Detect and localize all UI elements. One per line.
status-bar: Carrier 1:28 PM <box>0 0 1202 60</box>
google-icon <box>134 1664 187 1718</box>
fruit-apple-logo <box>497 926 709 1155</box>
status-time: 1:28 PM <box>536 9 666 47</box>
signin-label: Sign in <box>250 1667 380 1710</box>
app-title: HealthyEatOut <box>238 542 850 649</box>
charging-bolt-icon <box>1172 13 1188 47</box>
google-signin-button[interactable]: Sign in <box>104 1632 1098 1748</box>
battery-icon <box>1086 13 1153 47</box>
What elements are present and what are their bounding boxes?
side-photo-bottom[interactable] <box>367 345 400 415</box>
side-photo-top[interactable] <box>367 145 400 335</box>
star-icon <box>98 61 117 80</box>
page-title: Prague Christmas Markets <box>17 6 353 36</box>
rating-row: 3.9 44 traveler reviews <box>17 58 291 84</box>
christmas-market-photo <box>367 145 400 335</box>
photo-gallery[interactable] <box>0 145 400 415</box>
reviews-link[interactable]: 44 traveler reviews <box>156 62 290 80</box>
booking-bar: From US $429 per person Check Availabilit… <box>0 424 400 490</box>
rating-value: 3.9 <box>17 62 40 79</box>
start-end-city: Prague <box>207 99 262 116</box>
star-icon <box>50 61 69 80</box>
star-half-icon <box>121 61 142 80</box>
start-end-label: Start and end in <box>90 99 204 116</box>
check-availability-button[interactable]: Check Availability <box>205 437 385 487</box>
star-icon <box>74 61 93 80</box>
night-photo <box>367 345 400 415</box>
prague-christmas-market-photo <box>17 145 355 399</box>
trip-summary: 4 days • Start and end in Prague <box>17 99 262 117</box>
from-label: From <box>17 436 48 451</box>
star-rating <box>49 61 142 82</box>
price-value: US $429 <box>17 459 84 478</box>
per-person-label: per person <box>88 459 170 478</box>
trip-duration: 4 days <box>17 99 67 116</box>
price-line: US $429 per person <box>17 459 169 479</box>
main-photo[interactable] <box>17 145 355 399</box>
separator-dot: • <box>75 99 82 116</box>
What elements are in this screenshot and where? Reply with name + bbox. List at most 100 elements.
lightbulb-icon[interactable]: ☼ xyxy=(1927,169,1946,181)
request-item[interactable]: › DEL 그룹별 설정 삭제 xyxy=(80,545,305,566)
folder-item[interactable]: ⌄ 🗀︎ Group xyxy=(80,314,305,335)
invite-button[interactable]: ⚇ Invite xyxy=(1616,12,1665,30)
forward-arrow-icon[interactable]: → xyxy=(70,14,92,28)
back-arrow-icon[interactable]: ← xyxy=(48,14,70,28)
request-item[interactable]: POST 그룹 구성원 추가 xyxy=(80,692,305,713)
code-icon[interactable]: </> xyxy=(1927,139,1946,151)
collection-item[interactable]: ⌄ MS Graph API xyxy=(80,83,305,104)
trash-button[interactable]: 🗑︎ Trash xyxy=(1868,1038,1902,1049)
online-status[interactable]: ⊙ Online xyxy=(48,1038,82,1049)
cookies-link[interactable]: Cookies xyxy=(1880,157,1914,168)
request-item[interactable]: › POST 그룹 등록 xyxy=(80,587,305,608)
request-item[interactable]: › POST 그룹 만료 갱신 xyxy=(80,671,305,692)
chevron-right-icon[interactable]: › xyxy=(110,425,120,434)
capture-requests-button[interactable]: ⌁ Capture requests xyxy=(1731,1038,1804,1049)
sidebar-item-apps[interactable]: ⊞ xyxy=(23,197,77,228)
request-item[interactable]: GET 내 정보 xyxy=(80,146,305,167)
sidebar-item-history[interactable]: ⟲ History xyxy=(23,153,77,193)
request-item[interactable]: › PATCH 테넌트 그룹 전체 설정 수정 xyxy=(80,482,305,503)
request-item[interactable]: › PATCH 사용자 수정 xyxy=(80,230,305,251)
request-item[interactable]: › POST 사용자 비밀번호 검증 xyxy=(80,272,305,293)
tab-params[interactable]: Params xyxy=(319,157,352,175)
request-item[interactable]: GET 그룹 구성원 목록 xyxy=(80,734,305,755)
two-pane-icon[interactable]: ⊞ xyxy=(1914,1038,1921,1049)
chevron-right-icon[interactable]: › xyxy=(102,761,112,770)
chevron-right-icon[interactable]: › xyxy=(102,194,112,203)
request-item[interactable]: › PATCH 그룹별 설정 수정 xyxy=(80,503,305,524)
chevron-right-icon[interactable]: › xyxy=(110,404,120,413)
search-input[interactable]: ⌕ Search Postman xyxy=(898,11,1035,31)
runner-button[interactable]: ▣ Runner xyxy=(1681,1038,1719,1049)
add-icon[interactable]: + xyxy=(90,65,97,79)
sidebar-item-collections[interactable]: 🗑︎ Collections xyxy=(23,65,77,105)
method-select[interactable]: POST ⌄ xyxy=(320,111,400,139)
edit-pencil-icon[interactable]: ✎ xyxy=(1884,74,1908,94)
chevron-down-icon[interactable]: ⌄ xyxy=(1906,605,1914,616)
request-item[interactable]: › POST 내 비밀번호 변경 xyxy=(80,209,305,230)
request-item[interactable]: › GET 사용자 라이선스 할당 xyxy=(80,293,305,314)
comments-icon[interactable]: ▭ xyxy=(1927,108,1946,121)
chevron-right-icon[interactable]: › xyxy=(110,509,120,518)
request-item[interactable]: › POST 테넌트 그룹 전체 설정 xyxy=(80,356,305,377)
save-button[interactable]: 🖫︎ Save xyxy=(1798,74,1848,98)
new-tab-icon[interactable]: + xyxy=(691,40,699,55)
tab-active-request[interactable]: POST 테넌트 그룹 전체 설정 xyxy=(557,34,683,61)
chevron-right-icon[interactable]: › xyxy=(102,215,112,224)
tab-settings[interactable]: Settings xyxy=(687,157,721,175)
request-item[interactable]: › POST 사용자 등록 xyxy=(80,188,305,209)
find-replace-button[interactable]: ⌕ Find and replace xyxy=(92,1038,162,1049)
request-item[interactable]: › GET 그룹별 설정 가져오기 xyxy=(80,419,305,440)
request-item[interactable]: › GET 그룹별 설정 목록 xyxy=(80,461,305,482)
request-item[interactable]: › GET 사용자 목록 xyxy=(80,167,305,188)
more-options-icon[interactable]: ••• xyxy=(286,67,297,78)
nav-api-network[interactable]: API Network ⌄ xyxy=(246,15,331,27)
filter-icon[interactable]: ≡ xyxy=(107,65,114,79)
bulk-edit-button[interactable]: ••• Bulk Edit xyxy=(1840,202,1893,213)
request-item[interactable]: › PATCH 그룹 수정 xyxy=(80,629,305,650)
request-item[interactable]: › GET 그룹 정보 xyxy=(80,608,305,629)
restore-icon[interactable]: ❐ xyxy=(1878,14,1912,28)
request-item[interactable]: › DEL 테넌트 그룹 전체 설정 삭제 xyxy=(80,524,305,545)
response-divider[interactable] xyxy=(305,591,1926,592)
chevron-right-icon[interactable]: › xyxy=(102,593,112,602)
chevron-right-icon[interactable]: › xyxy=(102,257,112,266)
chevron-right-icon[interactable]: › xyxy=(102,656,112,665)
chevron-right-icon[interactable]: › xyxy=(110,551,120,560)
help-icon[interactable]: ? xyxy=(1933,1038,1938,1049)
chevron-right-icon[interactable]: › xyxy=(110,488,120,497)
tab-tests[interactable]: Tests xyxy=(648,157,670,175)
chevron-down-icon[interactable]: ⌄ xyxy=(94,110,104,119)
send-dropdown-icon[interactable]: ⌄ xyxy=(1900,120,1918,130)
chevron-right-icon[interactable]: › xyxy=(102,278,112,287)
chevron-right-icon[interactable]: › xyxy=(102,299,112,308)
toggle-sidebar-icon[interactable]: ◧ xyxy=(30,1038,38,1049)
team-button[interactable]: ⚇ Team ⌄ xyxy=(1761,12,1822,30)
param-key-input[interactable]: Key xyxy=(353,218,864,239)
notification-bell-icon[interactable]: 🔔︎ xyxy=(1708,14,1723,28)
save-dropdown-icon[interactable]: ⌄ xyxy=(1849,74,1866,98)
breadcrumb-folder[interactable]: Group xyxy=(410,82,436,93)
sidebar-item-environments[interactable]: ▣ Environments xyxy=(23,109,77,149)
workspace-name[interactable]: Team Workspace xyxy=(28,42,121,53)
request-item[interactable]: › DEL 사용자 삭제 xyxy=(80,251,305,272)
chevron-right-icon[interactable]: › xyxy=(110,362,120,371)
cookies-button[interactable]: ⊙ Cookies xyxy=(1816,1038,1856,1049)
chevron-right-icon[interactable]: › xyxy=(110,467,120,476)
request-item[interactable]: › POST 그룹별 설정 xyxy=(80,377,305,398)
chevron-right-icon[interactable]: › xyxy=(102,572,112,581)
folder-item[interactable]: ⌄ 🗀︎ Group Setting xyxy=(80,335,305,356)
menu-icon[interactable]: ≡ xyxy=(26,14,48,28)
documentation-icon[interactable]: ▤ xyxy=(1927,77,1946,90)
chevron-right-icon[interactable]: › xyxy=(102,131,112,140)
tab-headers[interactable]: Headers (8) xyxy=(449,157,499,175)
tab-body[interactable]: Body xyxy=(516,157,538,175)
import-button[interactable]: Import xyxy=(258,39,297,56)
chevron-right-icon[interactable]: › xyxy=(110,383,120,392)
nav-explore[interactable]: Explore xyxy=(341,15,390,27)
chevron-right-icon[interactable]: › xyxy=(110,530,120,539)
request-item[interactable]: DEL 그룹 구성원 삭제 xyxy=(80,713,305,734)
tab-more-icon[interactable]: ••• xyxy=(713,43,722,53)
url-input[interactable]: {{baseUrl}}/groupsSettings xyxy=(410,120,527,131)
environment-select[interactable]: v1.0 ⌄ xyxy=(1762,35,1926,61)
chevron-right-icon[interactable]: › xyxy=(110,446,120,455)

------------------------------------------------

__Given instruction__. Output the listing from its first line through the line containing "app-title: HealthyEatOut <box>238", both ends included, with every line reproduced unchanged.

__Response__.
Detect and localize all UI elements. One per line.
status-bar: Carrier 1:28 PM <box>0 0 1202 60</box>
google-icon <box>134 1664 187 1718</box>
fruit-apple-logo <box>497 926 709 1155</box>
status-time: 1:28 PM <box>536 9 666 47</box>
signin-label: Sign in <box>250 1667 380 1710</box>
app-title: HealthyEatOut <box>238 542 850 649</box>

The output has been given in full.